▶ [The problem]
Repeat all entries exactly.

▶ [Extracted material]
════
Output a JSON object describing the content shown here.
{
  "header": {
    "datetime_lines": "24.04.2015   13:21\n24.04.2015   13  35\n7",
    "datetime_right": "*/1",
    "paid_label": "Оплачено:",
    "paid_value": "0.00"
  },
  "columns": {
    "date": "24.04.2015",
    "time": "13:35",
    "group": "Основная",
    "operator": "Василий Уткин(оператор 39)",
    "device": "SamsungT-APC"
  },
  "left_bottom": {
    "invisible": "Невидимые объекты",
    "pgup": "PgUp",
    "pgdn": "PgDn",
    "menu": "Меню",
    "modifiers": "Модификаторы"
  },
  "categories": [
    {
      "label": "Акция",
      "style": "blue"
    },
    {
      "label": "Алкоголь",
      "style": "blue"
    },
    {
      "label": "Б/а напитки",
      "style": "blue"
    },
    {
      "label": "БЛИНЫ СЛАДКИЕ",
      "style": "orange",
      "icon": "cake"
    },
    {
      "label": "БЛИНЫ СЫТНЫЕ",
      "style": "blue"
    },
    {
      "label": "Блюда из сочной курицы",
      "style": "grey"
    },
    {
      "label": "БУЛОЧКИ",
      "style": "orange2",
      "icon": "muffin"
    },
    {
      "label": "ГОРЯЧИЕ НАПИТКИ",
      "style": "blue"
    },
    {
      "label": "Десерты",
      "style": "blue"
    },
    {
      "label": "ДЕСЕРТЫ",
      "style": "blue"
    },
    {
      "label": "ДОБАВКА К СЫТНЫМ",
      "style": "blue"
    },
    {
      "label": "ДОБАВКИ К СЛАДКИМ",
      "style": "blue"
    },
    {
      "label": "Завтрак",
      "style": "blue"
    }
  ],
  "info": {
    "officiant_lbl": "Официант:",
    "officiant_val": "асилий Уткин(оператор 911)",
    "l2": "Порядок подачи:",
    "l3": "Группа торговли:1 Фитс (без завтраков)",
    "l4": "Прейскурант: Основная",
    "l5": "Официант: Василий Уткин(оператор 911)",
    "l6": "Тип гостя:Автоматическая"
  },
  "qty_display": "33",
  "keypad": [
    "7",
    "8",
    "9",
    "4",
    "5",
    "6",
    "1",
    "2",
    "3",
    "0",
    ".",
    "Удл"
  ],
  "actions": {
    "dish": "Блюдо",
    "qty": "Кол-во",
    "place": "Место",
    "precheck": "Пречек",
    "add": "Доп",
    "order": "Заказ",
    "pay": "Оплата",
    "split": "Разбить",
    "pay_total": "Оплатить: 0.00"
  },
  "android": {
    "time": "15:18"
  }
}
════
▶ [Complete answer]
Output a JSON object describing the content shown here.
{
  "header": {
    "datetime_lines": "24.04.2015   13:21\n24.04.2015   13  35\n7",
    "datetime_right": "*/1",
    "paid_label": "Оплачено:",
    "paid_value": "0.00"
  },
  "columns": {
    "date": "24.04.2015",
    "time": "13:35",
    "group": "Основная",
    "operator": "Василий Уткин(оператор 39)",
    "device": "SamsungT-APC"
  },
  "left_bottom": {
    "invisible": "Невидимые объекты",
    "pgup": "PgUp",
    "pgdn": "PgDn",
    "menu": "Меню",
    "modifiers": "Модификаторы"
  },
  "categories": [
    {
      "label": "Акция",
      "style": "blue"
    },
    {
      "label": "Алкоголь",
      "style": "blue"
    },
    {
      "label": "Б/а напитки",
      "style": "blue"
    },
    {
      "label": "БЛИНЫ СЛАДКИЕ",
      "style": "orange",
      "icon": "cake"
    },
    {
      "label": "БЛИНЫ СЫТНЫЕ",
      "style": "blue"
    },
    {
      "label": "Блюда из сочной курицы",
      "style": "grey"
    },
    {
      "label": "БУЛОЧКИ",
      "style": "orange2",
      "icon": "muffin"
    },
    {
      "label": "ГОРЯЧИЕ НАПИТКИ",
      "style": "blue"
    },
    {
      "label": "Десерты",
      "style": "blue"
    },
    {
      "label": "ДЕСЕРТЫ",
      "style": "blue"
    },
    {
      "label": "ДОБАВКА К СЫТНЫМ",
      "style": "blue"
    },
    {
      "label": "ДОБАВКИ К СЛАДКИМ",
      "style": "blue"
    },
    {
      "label": "Завтрак",
      "style": "blue"
    }
  ],
  "info": {
    "officiant_lbl": "Официант:",
    "officiant_val": "асилий Уткин(оператор 911)",
    "l2": "Порядок подачи:",
    "l3": "Группа торговли:1 Фитс (без завтраков)",
    "l4": "Прейскурант: Основная",
    "l5": "Официант: Василий Уткин(оператор 911)",
    "l6": "Тип гостя:Автоматическая"
  },
  "qty_display": "33",
  "keypad": [
    "7",
    "8",
    "9",
    "4",
    "5",
    "6",
    "1",
    "2",
    "3",
    "0",
    ".",
    "Удл"
  ],
  "actions": {
    "dish": "Блюдо",
    "qty": "Кол-во",
    "place": "Место",
    "precheck": "Пречек",
    "add": "Доп",
    "order": "Заказ",
    "pay": "Оплата",
    "split": "Разбить",
    "pay_total": "Оплатить: 0.00"
  },
  "android": {
    "time": "15:18"
  }
}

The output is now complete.